Collection entries:

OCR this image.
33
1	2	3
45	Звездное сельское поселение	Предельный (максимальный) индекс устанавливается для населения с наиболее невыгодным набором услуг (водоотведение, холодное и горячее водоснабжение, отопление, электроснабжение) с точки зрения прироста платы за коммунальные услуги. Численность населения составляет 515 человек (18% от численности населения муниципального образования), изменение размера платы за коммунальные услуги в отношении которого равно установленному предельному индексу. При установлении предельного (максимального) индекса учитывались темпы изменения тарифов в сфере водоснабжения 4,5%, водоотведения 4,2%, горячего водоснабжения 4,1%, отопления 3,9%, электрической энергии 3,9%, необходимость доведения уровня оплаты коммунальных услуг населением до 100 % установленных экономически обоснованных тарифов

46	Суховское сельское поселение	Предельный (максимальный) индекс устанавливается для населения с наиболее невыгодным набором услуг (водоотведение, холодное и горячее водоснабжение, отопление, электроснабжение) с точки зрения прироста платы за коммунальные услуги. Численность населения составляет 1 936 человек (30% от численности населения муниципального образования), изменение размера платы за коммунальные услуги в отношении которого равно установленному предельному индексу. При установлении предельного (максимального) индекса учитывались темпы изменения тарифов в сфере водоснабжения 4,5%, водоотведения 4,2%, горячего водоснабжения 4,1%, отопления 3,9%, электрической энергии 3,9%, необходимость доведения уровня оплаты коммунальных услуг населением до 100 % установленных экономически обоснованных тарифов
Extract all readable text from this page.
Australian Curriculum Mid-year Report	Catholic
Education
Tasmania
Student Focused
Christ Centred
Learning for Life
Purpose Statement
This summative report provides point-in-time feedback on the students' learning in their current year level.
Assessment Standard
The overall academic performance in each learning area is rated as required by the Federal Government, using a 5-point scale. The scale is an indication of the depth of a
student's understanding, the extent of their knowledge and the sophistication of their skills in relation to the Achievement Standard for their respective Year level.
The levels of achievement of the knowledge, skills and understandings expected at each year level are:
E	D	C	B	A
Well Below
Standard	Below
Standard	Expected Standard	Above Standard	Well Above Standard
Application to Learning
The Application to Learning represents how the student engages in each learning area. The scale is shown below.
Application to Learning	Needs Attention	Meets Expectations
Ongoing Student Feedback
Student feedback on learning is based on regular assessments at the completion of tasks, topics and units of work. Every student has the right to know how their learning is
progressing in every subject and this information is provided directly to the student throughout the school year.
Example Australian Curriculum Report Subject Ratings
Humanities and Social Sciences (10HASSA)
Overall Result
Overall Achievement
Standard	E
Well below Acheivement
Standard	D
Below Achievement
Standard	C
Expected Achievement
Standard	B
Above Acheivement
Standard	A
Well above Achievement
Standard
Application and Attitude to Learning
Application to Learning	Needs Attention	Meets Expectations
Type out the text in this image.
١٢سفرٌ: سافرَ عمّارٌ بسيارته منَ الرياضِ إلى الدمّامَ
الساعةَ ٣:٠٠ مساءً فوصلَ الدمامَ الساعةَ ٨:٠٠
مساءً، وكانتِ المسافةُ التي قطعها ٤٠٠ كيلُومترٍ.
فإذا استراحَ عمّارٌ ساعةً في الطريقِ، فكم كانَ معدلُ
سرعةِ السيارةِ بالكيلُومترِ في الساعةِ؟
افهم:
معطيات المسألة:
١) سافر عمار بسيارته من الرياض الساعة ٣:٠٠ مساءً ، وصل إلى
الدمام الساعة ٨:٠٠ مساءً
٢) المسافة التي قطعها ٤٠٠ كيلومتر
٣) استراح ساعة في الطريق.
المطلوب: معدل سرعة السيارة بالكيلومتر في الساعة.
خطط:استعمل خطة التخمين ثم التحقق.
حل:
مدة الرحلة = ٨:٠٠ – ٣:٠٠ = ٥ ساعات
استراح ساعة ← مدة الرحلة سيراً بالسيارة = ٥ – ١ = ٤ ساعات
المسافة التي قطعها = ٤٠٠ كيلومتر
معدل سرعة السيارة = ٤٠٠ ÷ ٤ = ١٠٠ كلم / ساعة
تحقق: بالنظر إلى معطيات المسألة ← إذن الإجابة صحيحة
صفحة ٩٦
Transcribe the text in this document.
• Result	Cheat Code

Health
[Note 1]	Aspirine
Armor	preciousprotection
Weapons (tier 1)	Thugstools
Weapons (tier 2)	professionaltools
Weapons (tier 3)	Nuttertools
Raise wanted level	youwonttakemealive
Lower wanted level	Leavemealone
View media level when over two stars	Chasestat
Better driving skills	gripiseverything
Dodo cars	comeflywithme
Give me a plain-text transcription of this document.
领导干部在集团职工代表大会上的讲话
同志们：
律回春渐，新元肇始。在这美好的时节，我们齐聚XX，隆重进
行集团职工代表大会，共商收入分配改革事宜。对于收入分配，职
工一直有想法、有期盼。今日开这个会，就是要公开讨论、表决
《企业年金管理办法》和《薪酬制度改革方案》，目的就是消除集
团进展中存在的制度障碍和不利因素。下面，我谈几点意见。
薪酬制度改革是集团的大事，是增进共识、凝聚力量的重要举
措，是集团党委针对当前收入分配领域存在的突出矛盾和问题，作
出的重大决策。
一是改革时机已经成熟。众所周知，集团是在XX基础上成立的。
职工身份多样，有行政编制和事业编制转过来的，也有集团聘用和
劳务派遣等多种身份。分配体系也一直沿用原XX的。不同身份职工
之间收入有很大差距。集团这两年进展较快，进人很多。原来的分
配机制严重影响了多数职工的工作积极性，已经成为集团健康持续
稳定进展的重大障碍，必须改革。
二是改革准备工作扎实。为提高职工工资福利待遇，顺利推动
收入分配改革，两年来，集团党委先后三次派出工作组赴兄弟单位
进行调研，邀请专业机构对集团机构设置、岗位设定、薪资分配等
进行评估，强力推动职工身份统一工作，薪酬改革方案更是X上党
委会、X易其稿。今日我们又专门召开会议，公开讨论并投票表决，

▸ Directions:
Gather and return every line that holds the string "سرعة".

▸ Result of the exercise:
سرعةِ السيارةِ بالكيلُومترِ في الساعةِ؟
المطلوب: معدل سرعة السيارة بالكيلومتر في الساعة.
معدل سرعة السيارة = ٤٠٠ ÷ ٤ = ١٠٠ كلم / ساعة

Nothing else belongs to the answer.